### Work required
Every line containing the word "εἶναι" needs to be found and copied.

### Task input
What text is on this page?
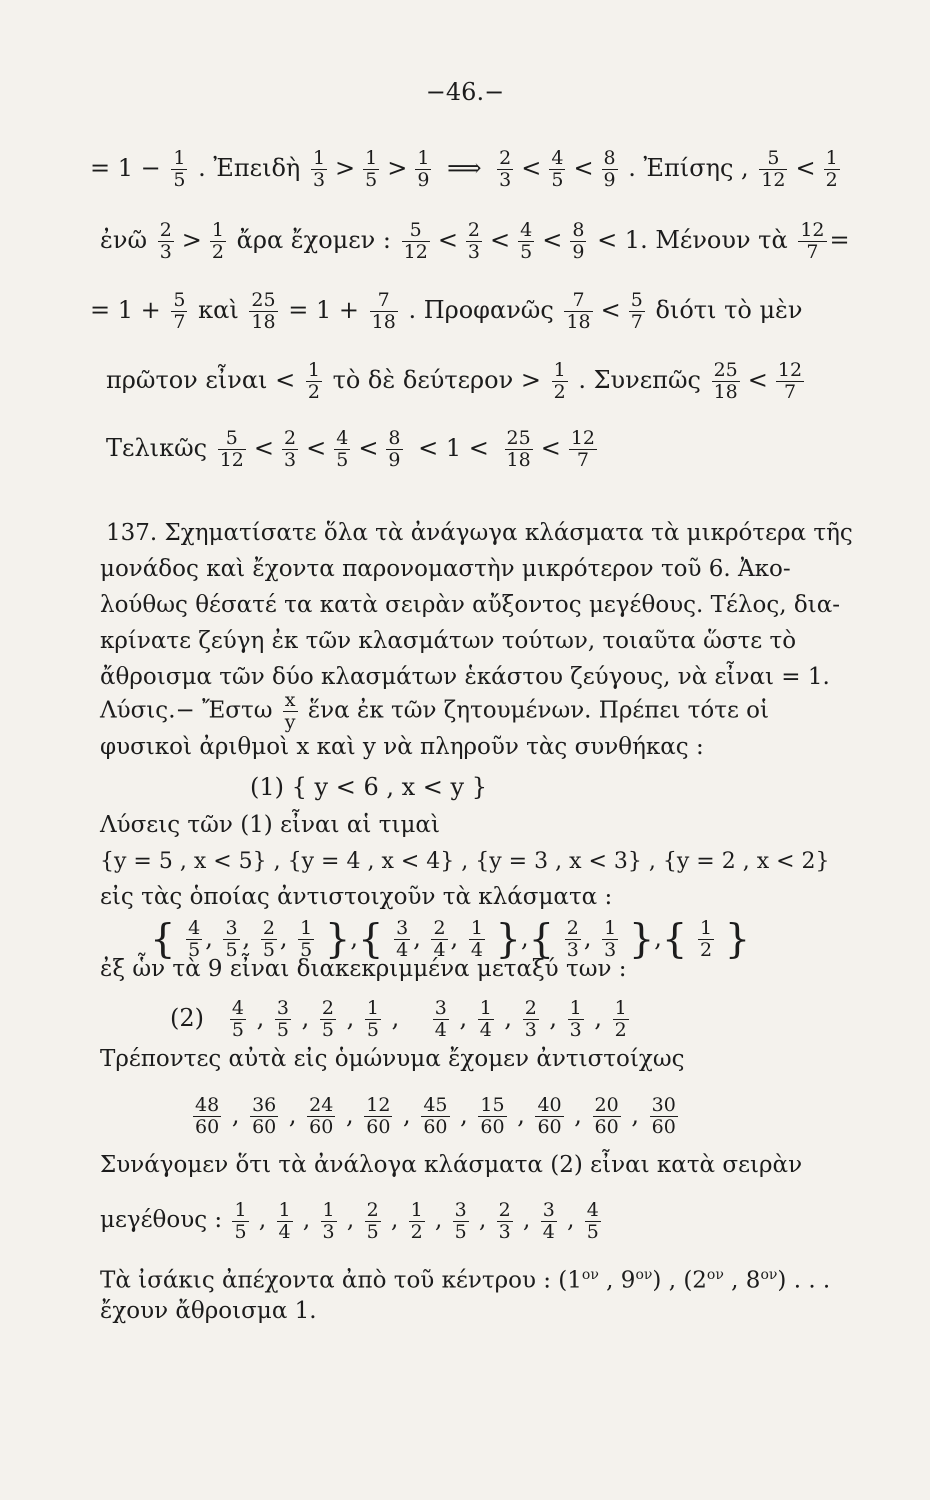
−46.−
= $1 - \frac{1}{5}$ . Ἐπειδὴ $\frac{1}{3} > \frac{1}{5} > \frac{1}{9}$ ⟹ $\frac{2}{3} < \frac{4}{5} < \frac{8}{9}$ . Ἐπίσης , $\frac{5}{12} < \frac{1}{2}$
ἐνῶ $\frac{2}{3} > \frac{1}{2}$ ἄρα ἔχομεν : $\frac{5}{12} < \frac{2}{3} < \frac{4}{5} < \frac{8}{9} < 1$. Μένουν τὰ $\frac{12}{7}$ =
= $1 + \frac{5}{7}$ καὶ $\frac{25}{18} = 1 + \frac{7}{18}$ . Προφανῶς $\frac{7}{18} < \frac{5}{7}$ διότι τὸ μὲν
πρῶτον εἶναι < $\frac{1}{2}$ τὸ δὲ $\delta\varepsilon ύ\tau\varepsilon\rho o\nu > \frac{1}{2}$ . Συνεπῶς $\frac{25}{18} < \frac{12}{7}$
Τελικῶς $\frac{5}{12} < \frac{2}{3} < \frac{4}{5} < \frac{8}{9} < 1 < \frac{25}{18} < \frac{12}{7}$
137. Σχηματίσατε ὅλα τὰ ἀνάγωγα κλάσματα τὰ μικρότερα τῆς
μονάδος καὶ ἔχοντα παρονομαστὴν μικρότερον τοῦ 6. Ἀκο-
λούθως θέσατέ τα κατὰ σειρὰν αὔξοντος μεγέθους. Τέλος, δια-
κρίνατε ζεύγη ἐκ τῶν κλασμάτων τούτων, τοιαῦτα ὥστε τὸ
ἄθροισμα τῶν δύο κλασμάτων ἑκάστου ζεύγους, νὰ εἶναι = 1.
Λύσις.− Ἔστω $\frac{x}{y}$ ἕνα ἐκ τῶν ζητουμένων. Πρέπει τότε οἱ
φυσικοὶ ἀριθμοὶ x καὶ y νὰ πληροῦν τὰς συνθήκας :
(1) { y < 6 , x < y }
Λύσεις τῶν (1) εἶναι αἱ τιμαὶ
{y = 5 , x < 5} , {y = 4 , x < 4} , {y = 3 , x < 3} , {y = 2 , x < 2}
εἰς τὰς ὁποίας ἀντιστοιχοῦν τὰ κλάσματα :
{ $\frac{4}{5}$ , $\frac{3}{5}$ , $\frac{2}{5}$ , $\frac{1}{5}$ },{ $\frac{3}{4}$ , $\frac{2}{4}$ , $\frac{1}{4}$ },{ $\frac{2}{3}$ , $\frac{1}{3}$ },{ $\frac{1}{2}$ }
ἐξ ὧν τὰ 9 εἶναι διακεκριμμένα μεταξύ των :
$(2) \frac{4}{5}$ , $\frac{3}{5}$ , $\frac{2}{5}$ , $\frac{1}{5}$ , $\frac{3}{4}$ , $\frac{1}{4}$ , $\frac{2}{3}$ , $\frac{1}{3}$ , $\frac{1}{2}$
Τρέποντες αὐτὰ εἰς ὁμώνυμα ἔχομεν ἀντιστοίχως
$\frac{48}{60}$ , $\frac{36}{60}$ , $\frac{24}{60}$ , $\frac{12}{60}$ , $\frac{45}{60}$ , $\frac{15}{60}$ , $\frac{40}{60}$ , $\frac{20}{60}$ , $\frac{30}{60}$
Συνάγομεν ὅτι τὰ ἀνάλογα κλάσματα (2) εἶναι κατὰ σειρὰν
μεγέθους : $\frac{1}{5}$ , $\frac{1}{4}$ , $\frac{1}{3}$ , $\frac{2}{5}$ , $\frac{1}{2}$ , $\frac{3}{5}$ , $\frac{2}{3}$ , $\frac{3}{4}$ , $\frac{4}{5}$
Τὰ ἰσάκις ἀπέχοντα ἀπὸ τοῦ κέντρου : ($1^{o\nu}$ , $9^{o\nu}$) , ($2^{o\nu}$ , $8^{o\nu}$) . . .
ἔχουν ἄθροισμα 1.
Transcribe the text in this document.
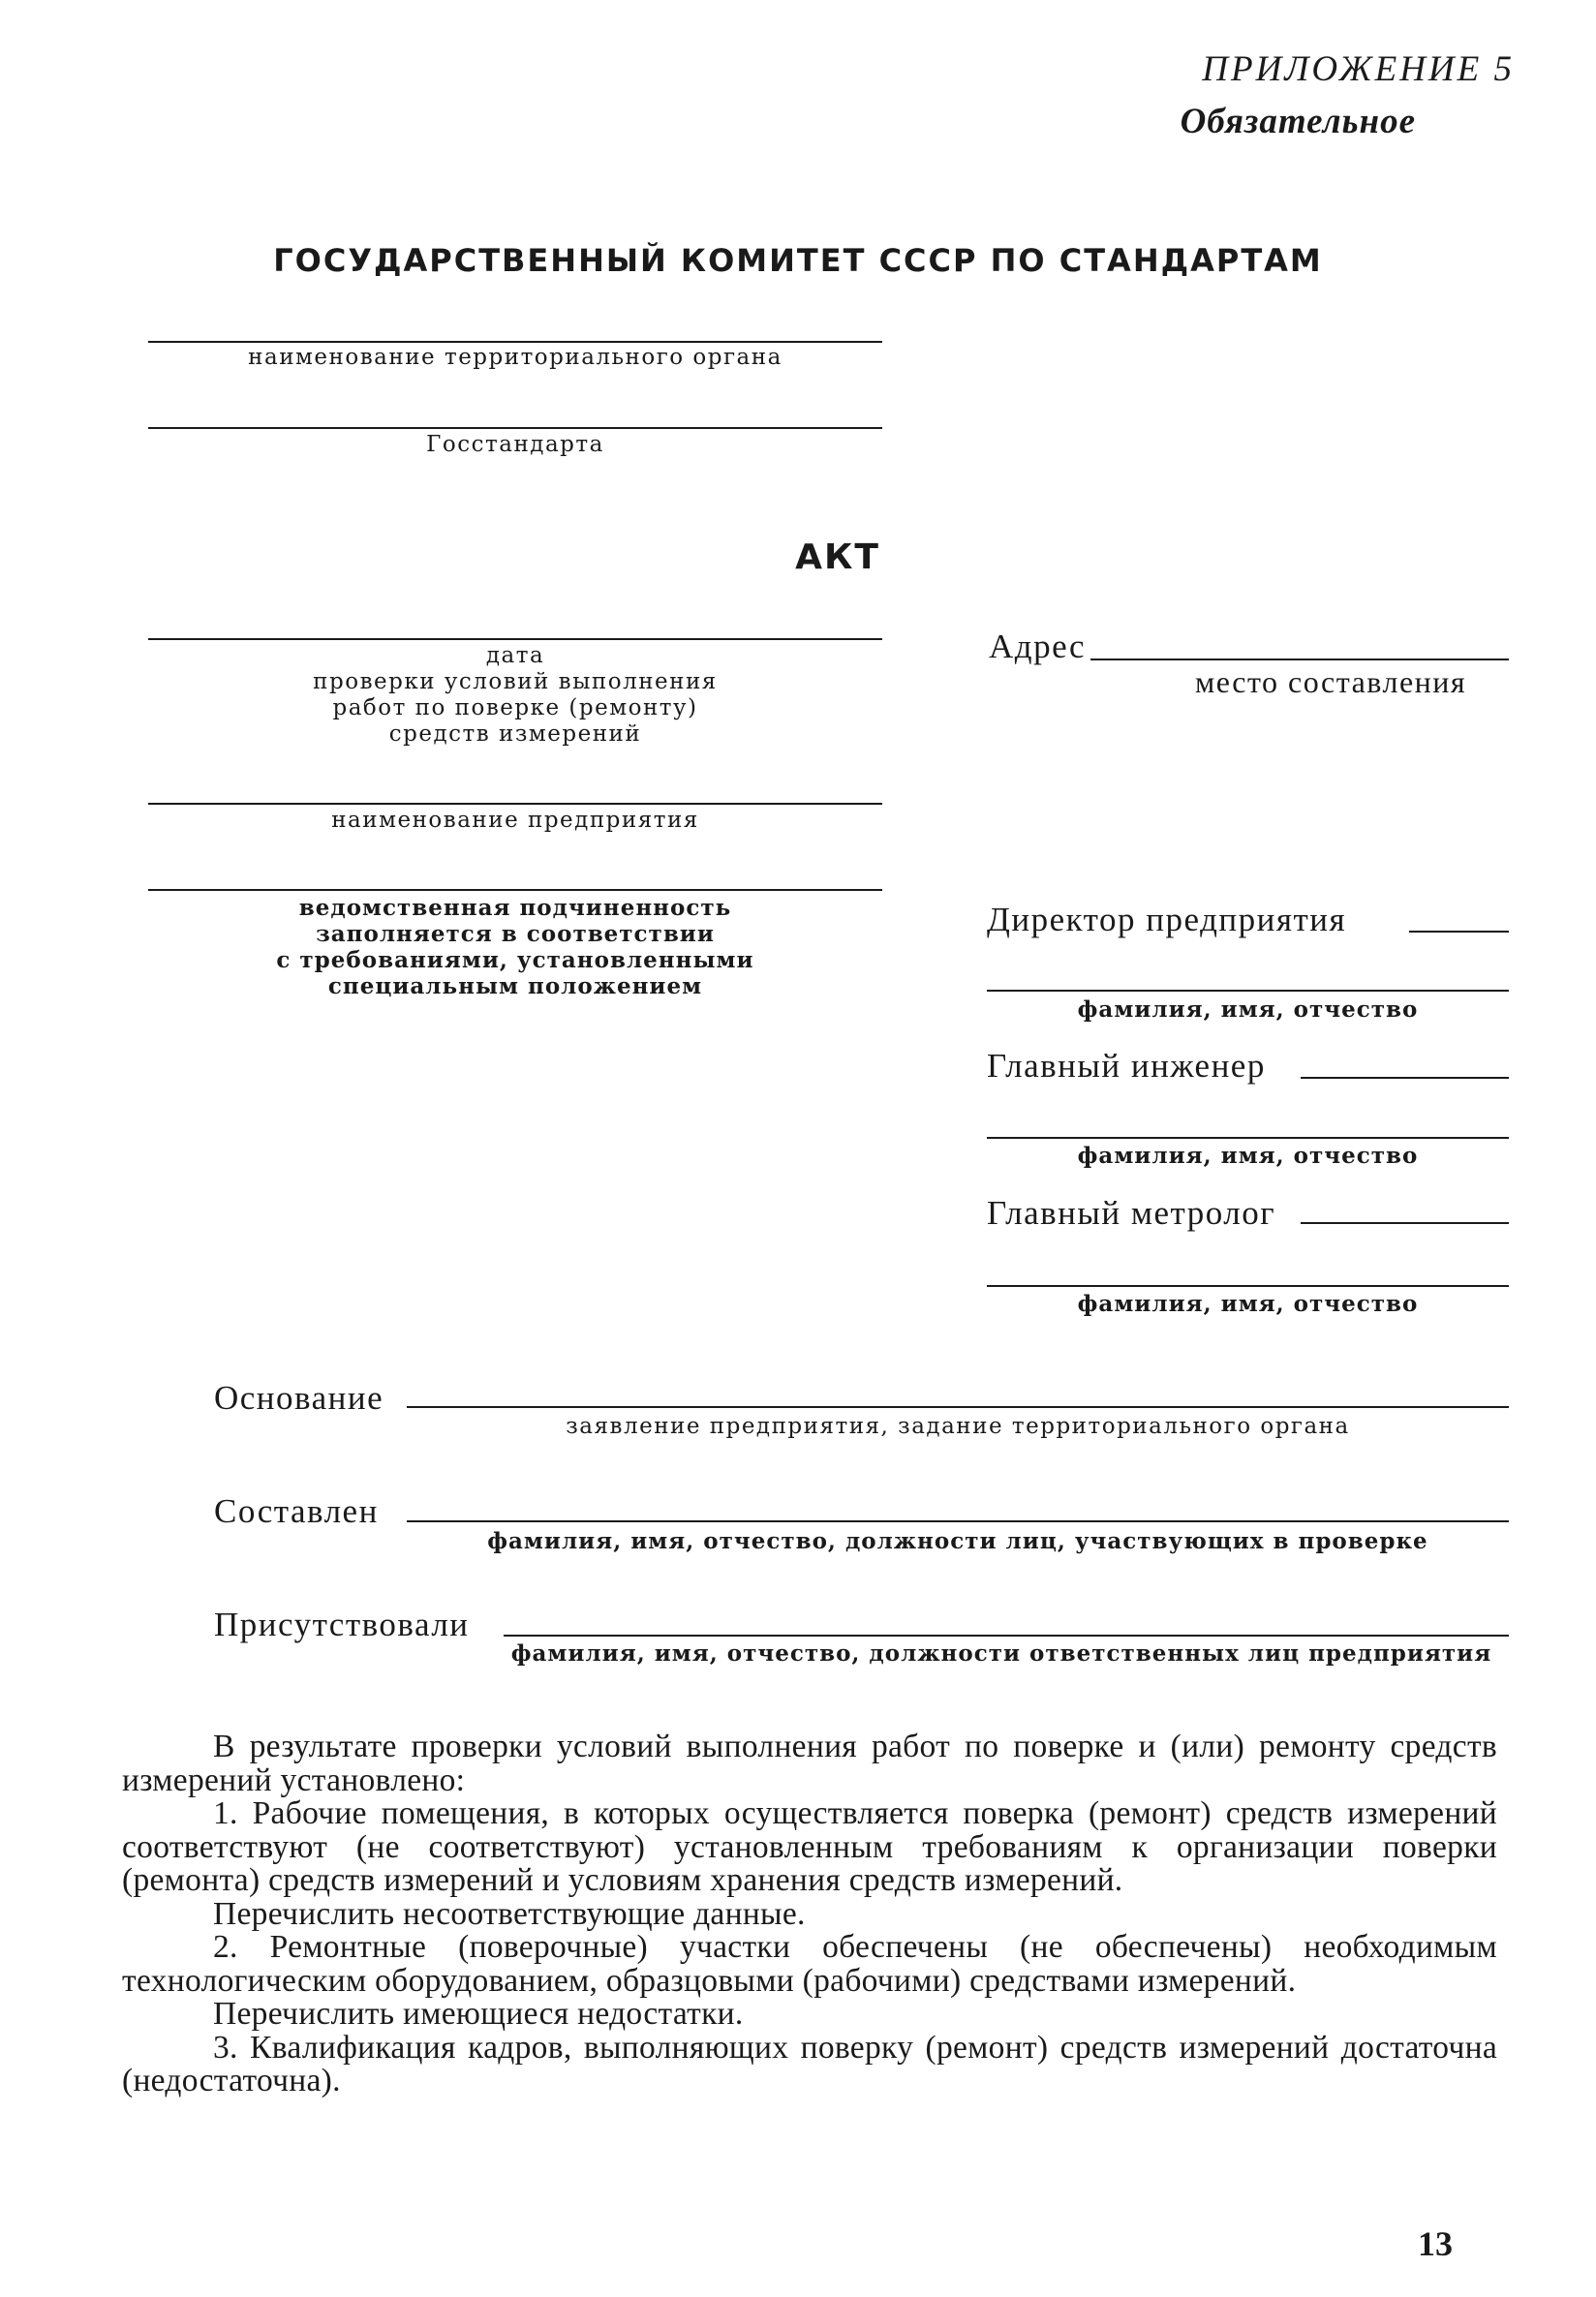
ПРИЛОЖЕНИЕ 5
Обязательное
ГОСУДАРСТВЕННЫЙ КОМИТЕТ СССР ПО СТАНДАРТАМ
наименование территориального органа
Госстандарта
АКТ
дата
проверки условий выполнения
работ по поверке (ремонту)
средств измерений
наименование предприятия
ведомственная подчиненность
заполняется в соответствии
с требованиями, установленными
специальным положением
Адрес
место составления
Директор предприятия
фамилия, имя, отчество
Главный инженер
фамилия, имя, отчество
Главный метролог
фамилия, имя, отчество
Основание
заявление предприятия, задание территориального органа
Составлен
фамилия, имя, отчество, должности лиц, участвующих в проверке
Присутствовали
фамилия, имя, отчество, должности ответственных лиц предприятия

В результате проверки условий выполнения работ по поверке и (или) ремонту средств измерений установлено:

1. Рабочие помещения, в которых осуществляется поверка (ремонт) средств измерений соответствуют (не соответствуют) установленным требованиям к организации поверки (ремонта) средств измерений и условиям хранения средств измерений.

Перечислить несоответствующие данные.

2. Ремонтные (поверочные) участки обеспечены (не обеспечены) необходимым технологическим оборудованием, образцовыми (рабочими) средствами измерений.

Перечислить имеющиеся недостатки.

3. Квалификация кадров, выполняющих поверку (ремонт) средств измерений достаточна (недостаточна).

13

### Solution
πρῶτον εἶναι < $\frac{1}{2}$ τὸ δὲ $\delta\varepsilon ύ\tau\varepsilon\rho o\nu > \frac{1}{2}$ . Συνεπῶς $\frac{25}{18} < \frac{12}{7}$
ἄθροισμα τῶν δύο κλασμάτων ἑκάστου ζεύγους, νὰ εἶναι = 1.
Λύσεις τῶν (1) εἶναι αἱ τιμαὶ
ἐξ ὧν τὰ 9 εἶναι διακεκριμμένα μεταξύ των :
Συνάγομεν ὅτι τὰ ἀνάλογα κλάσματα (2) εἶναι κατὰ σειρὰν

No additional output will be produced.